Prompt - Print out each entry below exactly, please.

╭──

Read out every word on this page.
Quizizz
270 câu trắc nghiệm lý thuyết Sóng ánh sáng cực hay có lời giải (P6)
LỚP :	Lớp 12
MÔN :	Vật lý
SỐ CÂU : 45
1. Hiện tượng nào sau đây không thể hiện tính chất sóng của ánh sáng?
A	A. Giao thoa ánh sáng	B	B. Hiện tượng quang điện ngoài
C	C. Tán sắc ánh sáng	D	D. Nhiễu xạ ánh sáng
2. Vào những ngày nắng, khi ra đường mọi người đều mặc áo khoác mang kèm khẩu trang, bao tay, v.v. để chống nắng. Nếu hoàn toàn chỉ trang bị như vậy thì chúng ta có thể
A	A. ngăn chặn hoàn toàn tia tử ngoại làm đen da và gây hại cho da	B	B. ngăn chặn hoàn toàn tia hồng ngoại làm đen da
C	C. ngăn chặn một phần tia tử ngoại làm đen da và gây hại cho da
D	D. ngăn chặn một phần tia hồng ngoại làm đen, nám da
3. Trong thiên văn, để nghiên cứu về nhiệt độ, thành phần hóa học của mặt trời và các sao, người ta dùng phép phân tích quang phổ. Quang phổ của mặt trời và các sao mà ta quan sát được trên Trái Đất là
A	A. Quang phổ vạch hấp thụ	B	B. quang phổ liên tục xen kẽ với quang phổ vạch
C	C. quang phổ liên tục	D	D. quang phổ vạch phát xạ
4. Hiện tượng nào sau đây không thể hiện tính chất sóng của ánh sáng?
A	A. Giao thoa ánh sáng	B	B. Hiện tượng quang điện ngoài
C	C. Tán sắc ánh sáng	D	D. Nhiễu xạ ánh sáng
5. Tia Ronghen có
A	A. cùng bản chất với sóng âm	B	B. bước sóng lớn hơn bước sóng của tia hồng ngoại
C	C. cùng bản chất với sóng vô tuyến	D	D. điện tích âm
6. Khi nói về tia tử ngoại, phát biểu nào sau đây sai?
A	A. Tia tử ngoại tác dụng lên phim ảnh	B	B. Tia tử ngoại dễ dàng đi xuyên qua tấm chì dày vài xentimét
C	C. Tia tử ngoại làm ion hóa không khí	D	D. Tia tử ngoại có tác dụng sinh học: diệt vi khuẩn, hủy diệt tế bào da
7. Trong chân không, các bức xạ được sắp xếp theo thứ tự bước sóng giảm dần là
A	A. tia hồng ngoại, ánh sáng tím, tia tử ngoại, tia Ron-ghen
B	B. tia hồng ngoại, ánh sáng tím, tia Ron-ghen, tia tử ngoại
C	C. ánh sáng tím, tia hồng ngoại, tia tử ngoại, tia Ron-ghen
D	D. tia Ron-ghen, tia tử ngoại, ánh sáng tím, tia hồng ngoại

╰──

Correct result -
Read out every word on this page.
Quizizz
270 câu trắc nghiệm lý thuyết Sóng ánh sáng cực hay có lời giải (P6)
LỚP :	Lớp 12
MÔN :	Vật lý
SỐ CÂU : 45
1. Hiện tượng nào sau đây không thể hiện tính chất sóng của ánh sáng?
A	A. Giao thoa ánh sáng	B	B. Hiện tượng quang điện ngoài
C	C. Tán sắc ánh sáng	D	D. Nhiễu xạ ánh sáng
2. Vào những ngày nắng, khi ra đường mọi người đều mặc áo khoác mang kèm khẩu trang, bao tay, v.v. để chống nắng. Nếu hoàn toàn chỉ trang bị như vậy thì chúng ta có thể
A	A. ngăn chặn hoàn toàn tia tử ngoại làm đen da và gây hại cho da	B	B. ngăn chặn hoàn toàn tia hồng ngoại làm đen da
C	C. ngăn chặn một phần tia tử ngoại làm đen da và gây hại cho da
D	D. ngăn chặn một phần tia hồng ngoại làm đen, nám da
3. Trong thiên văn, để nghiên cứu về nhiệt độ, thành phần hóa học của mặt trời và các sao, người ta dùng phép phân tích quang phổ. Quang phổ của mặt trời và các sao mà ta quan sát được trên Trái Đất là
A	A. Quang phổ vạch hấp thụ	B	B. quang phổ liên tục xen kẽ với quang phổ vạch
C	C. quang phổ liên tục	D	D. quang phổ vạch phát xạ
4. Hiện tượng nào sau đây không thể hiện tính chất sóng của ánh sáng?
A	A. Giao thoa ánh sáng	B	B. Hiện tượng quang điện ngoài
C	C. Tán sắc ánh sáng	D	D. Nhiễu xạ ánh sáng
5. Tia Ronghen có
A	A. cùng bản chất với sóng âm	B	B. bước sóng lớn hơn bước sóng của tia hồng ngoại
C	C. cùng bản chất với sóng vô tuyến	D	D. điện tích âm
6. Khi nói về tia tử ngoại, phát biểu nào sau đây sai?
A	A. Tia tử ngoại tác dụng lên phim ảnh	B	B. Tia tử ngoại dễ dàng đi xuyên qua tấm chì dày vài xentimét
C	C. Tia tử ngoại làm ion hóa không khí	D	D. Tia tử ngoại có tác dụng sinh học: diệt vi khuẩn, hủy diệt tế bào da
7. Trong chân không, các bức xạ được sắp xếp theo thứ tự bước sóng giảm dần là
A	A. tia hồng ngoại, ánh sáng tím, tia tử ngoại, tia Ron-ghen
B	B. tia hồng ngoại, ánh sáng tím, tia Ron-ghen, tia tử ngoại
C	C. ánh sáng tím, tia hồng ngoại, tia tử ngoại, tia Ron-ghen
D	D. tia Ron-ghen, tia tử ngoại, ánh sáng tím, tia hồng ngoại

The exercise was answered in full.